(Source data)
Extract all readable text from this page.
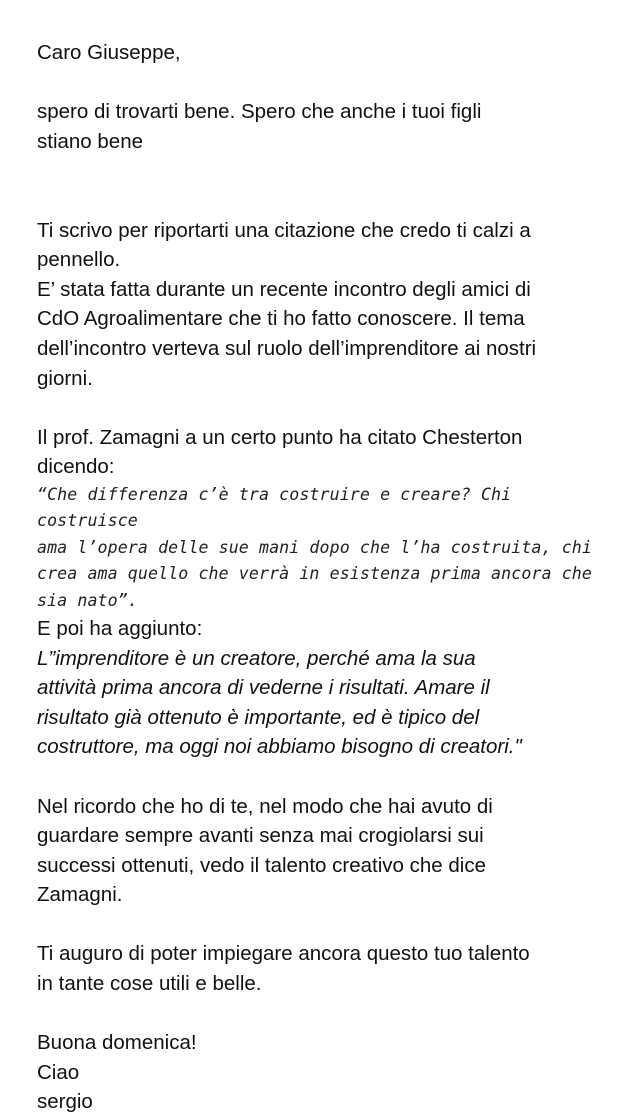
Caro Giuseppe,

spero di trovarti bene. Spero che anche i tuoi figli
stiano bene

Ti scrivo per riportarti una citazione che credo ti calzi a
pennello.
E’ stata fatta durante un recente incontro degli amici di
CdO Agroalimentare che ti ho fatto conoscere. Il tema
dell’incontro verteva sul ruolo dell’imprenditore ai nostri
giorni.

Il prof. Zamagni a un certo punto ha citato Chesterton
dicendo:

“Che differenza c’è tra costruire e creare? Chi costruisce
ama l’opera delle sue mani dopo che l’ha costruita, chi
crea ama quello che verrà in esistenza prima ancora che
sia nato”.

E poi ha aggiunto:

L”imprenditore è un creatore, perché ama la sua
attività prima ancora di vederne i risultati. Amare il
risultato già ottenuto è importante, ed è tipico del
costruttore, ma oggi noi abbiamo bisogno di creatori."

Nel ricordo che ho di te, nel modo che hai avuto di
guardare sempre avanti senza mai crogiolarsi sui
successi ottenuti, vedo il talento creativo che dice
Zamagni.

Ti auguro di poter impiegare ancora questo tuo talento
in tante cose utili e belle.

Buona domenica!
Ciao
sergio
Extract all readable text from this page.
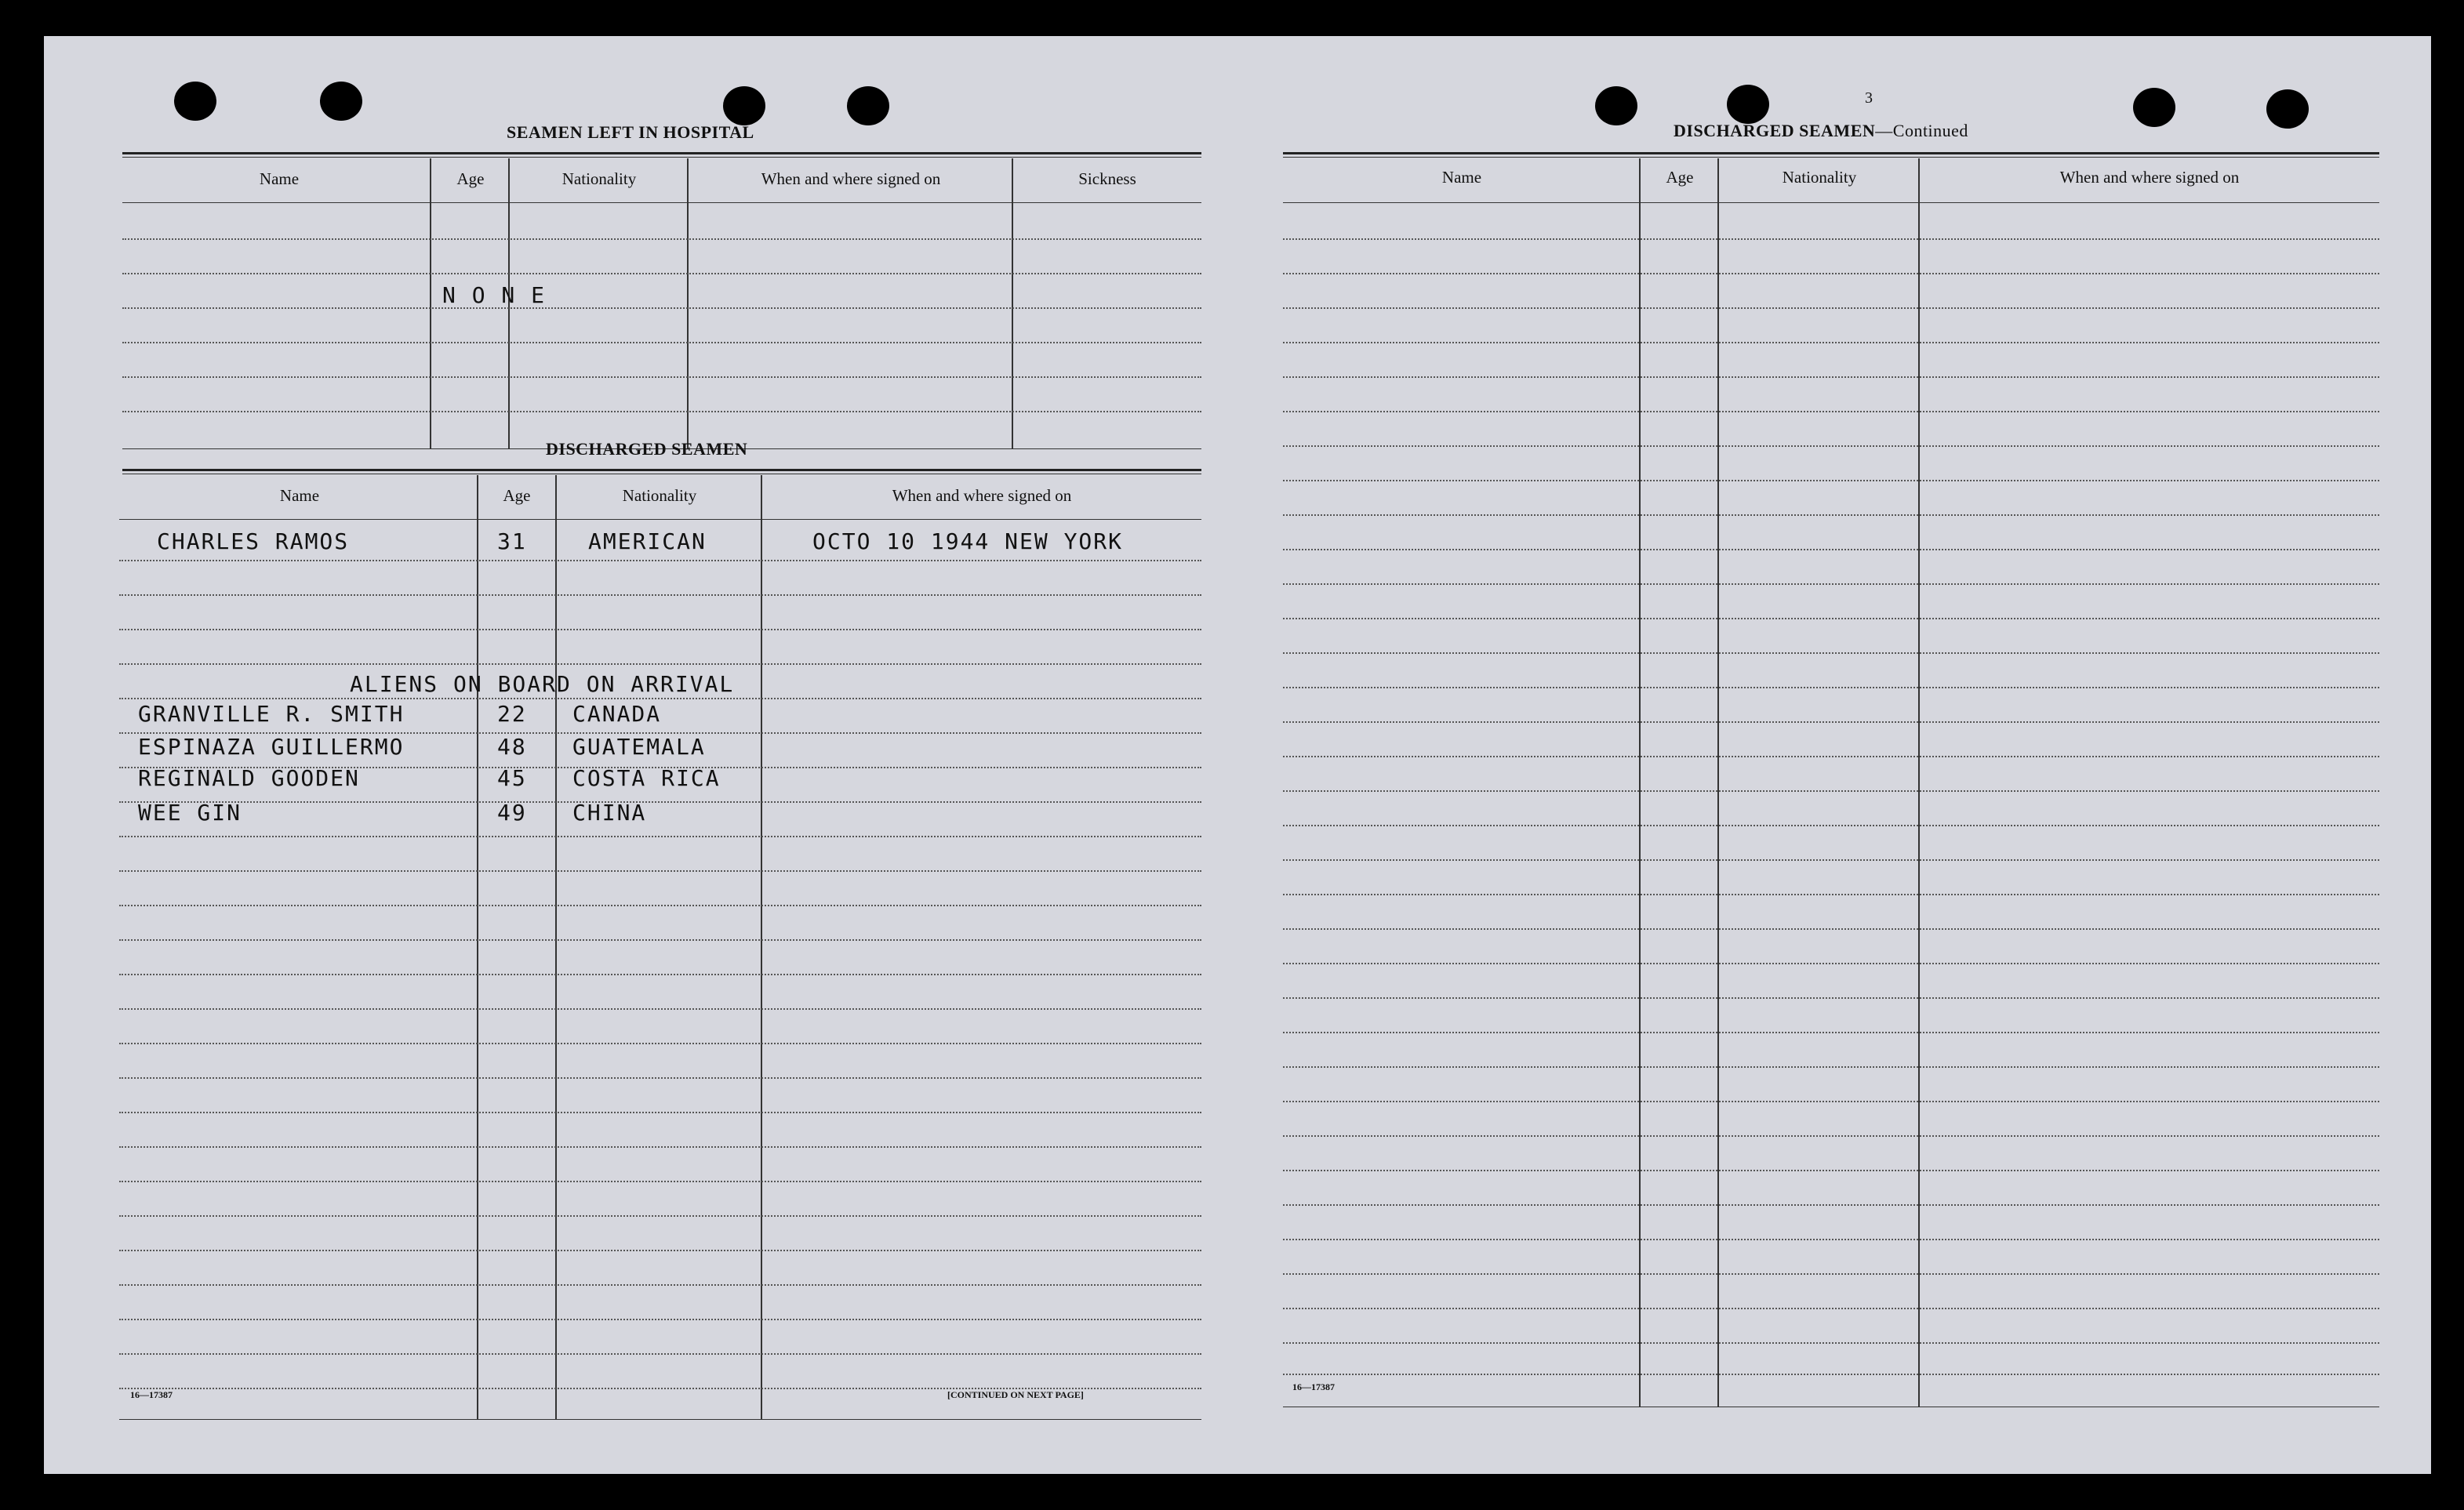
SEAMEN LEFT IN HOSPITAL
Name	Age	Nationality	When and where signed on	Sickness
N O N E
DISCHARGED SEAMEN
Name	Age	Nationality	When and where signed on
CHARLES RAMOS	31	AMERICAN	OCTO 10 1944 NEW YORK
ALIENS ON BOARD ON ARRIVAL
GRANVILLE R. SMITH	22 CANADA
ESPINAZA GUILLERMO	48 GUATEMALA
REGINALD GOODEN	45 COSTA RICA
WEE GIN	49 CHINA
16—17387	[CONTINUED ON NEXT PAGE]
3
DISCHARGED SEAMEN—Continued
Name	Age	Nationality	When and where signed on
16—17387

Goal:
Quote the data above in full, leaving out the pictures it holds.

Reply to the task:
Extract all readable text from this page.
Caro Giuseppe,

spero di trovarti bene. Spero che anche i tuoi figli
stiano bene

Ti scrivo per riportarti una citazione che credo ti calzi a
pennello.
E’ stata fatta durante un recente incontro degli amici di
CdO Agroalimentare che ti ho fatto conoscere. Il tema
dell’incontro verteva sul ruolo dell’imprenditore ai nostri
giorni.

Il prof. Zamagni a un certo punto ha citato Chesterton
dicendo:

“Che differenza c’è tra costruire e creare? Chi costruisce
ama l’opera delle sue mani dopo che l’ha costruita, chi
crea ama quello che verrà in esistenza prima ancora che
sia nato”.

E poi ha aggiunto:

L”imprenditore è un creatore, perché ama la sua
attività prima ancora di vederne i risultati. Amare il
risultato già ottenuto è importante, ed è tipico del
costruttore, ma oggi noi abbiamo bisogno di creatori."

Nel ricordo che ho di te, nel modo che hai avuto di
guardare sempre avanti senza mai crogiolarsi sui
successi ottenuti, vedo il talento creativo che dice
Zamagni.

Ti auguro di poter impiegare ancora questo tuo talento
in tante cose utili e belle.

Buona domenica!
Ciao
sergio
Extract all readable text from this page.
SEAMEN LEFT IN HOSPITAL
Name	Age	Nationality	When and where signed on	Sickness
N O N E
DISCHARGED SEAMEN
Name	Age	Nationality	When and where signed on
CHARLES RAMOS	31	AMERICAN	OCTO 10 1944 NEW YORK
ALIENS ON BOARD ON ARRIVAL
GRANVILLE R. SMITH	22 CANADA
ESPINAZA GUILLERMO	48 GUATEMALA
REGINALD GOODEN	45 COSTA RICA
WEE GIN	49 CHINA
16—17387	[CONTINUED ON NEXT PAGE]
3
DISCHARGED SEAMEN—Continued
Name	Age	Nationality	When and where signed on
16—17387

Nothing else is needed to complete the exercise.